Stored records
>>>
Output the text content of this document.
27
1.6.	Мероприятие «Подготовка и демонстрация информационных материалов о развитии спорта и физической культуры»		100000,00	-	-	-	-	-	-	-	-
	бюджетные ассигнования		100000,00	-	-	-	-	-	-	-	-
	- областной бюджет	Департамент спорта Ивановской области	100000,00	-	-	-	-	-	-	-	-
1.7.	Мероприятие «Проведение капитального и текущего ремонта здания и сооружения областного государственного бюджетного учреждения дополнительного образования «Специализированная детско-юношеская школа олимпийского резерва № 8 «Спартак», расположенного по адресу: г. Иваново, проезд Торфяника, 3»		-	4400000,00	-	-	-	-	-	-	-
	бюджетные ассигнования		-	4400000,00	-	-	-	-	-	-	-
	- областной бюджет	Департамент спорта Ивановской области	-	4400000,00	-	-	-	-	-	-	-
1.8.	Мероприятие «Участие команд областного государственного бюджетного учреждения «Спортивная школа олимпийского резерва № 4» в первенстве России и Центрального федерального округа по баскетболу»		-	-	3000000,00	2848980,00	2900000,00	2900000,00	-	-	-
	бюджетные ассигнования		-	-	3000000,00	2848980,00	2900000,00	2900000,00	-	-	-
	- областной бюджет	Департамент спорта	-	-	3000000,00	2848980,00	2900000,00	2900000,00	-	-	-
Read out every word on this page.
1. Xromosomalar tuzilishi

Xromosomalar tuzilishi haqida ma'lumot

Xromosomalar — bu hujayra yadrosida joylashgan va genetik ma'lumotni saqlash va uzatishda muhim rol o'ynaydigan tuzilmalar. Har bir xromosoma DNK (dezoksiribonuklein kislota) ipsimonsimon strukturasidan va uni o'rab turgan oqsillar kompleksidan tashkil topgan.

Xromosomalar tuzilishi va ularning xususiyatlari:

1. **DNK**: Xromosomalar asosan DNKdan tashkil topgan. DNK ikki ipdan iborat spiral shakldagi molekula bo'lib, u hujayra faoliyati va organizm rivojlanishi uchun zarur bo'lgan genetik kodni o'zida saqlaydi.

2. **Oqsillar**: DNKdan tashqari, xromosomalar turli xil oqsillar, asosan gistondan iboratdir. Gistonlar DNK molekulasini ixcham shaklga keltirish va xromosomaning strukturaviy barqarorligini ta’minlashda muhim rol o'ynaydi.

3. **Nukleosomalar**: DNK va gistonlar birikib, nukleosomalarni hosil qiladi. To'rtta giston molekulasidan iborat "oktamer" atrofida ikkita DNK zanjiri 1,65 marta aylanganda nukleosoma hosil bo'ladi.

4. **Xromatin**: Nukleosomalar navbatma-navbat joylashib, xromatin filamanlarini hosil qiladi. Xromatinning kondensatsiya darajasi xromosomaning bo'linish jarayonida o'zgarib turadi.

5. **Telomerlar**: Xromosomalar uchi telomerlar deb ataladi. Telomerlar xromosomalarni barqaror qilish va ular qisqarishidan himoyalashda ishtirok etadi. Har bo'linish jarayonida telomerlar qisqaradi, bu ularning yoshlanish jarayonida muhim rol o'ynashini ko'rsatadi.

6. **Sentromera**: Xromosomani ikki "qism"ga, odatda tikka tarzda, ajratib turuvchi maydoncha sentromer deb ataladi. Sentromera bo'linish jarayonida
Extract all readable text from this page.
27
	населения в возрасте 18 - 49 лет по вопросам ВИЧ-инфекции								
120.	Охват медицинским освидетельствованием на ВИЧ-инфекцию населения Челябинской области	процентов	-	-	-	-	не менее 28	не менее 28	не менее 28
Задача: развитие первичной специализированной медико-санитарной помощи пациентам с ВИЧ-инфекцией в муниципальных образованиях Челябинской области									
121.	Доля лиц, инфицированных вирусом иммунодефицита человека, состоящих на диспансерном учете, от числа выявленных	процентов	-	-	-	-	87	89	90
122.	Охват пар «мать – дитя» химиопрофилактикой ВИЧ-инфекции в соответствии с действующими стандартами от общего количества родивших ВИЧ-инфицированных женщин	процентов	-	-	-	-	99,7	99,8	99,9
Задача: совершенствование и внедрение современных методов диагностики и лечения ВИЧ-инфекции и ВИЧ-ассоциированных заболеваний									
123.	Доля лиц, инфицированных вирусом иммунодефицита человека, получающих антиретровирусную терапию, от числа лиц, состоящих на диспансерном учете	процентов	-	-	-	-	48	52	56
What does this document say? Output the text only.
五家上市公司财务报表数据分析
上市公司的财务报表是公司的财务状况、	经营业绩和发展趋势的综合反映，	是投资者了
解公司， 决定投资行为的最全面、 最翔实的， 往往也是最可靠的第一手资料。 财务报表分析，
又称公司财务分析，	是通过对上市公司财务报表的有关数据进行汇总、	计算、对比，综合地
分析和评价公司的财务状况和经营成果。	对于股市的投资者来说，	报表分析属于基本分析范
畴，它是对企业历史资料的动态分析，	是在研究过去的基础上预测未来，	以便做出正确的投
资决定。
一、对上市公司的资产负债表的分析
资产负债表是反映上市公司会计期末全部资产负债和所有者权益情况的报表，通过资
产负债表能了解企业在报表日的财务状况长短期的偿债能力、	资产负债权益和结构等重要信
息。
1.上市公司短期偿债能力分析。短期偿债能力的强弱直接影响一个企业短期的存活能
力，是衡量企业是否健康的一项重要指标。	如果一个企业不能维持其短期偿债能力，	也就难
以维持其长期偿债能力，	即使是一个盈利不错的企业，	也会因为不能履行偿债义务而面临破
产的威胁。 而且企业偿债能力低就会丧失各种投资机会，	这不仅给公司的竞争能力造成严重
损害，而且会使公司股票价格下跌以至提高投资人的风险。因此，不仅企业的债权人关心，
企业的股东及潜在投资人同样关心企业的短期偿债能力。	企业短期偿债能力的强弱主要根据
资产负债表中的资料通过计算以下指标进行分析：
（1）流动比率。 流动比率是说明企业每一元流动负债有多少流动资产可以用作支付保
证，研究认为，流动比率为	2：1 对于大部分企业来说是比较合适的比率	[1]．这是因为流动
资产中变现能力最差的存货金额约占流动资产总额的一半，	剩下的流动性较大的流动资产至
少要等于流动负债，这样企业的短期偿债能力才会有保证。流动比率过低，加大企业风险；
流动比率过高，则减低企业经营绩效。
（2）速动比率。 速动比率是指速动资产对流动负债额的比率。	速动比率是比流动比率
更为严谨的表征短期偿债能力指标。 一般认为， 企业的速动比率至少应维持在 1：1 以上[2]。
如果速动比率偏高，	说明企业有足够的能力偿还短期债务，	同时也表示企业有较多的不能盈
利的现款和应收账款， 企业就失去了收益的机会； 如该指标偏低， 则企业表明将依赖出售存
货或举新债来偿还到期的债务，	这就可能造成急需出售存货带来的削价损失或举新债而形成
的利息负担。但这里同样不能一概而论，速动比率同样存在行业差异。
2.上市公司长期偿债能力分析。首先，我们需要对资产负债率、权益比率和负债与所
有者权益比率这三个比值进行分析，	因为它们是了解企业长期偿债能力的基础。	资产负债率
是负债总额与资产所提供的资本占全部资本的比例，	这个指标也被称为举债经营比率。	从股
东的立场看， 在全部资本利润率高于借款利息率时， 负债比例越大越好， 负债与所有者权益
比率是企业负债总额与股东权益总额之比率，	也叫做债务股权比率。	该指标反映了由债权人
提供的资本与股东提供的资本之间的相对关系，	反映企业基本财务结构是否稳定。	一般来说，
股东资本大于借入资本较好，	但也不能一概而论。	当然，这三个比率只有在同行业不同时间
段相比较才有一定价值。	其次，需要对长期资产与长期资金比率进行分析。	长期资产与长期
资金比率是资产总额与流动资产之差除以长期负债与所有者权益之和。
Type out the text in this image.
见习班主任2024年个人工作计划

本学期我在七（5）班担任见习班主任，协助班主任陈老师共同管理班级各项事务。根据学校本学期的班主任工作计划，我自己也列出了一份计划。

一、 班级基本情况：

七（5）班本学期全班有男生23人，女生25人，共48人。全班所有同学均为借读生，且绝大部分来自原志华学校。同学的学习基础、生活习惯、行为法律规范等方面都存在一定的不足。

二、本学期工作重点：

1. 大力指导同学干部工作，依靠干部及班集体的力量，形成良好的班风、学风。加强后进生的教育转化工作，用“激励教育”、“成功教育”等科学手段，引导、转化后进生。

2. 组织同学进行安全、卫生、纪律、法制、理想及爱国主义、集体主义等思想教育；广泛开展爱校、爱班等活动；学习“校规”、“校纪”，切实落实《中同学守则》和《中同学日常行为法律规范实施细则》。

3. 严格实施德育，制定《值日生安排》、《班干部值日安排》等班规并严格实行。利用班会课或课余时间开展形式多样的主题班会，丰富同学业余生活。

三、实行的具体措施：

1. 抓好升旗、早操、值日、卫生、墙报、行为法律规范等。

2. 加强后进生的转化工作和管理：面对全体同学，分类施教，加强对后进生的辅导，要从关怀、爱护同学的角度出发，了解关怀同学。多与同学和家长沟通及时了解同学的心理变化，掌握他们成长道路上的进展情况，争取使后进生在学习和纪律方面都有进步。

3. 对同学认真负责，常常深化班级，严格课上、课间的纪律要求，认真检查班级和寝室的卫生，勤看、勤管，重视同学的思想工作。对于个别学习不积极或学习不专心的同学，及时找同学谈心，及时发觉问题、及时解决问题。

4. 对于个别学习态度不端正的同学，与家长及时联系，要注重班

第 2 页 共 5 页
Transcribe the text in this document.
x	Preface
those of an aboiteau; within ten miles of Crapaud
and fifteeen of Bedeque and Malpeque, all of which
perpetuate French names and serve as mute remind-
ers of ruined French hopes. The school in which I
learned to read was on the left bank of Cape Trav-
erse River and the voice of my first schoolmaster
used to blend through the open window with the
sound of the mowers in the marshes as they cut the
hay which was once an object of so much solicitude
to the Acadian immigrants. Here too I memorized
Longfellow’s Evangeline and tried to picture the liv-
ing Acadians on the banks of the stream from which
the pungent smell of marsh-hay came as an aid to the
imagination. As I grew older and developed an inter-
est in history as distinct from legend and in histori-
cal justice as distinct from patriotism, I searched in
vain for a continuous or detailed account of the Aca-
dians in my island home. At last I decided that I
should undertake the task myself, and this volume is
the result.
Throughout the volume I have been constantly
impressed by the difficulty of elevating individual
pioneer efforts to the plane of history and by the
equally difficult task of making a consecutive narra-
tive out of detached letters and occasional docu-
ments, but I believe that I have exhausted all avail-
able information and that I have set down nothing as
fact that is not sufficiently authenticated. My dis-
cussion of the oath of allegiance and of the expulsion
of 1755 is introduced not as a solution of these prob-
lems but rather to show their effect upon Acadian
<<<
[WORK TO BE COMPLETED] Copy exactly the lines from the one containing "Transcribe the text in this document." through the last line of the records, both included, and nothing else.

[FINAL RESULT]
Transcribe the text in this document.
x	Preface
those of an aboiteau; within ten miles of Crapaud
and fifteeen of Bedeque and Malpeque, all of which
perpetuate French names and serve as mute remind-
ers of ruined French hopes. The school in which I
learned to read was on the left bank of Cape Trav-
erse River and the voice of my first schoolmaster
used to blend through the open window with the
sound of the mowers in the marshes as they cut the
hay which was once an object of so much solicitude
to the Acadian immigrants. Here too I memorized
Longfellow’s Evangeline and tried to picture the liv-
ing Acadians on the banks of the stream from which
the pungent smell of marsh-hay came as an aid to the
imagination. As I grew older and developed an inter-
est in history as distinct from legend and in histori-
cal justice as distinct from patriotism, I searched in
vain for a continuous or detailed account of the Aca-
dians in my island home. At last I decided that I
should undertake the task myself, and this volume is
the result.
Throughout the volume I have been constantly
impressed by the difficulty of elevating individual
pioneer efforts to the plane of history and by the
equally difficult task of making a consecutive narra-
tive out of detached letters and occasional docu-
ments, but I believe that I have exhausted all avail-
able information and that I have set down nothing as
fact that is not sufficiently authenticated. My dis-
cussion of the oath of allegiance and of the expulsion
of 1755 is introduced not as a solution of these prob-
lems but rather to show their effect upon Acadian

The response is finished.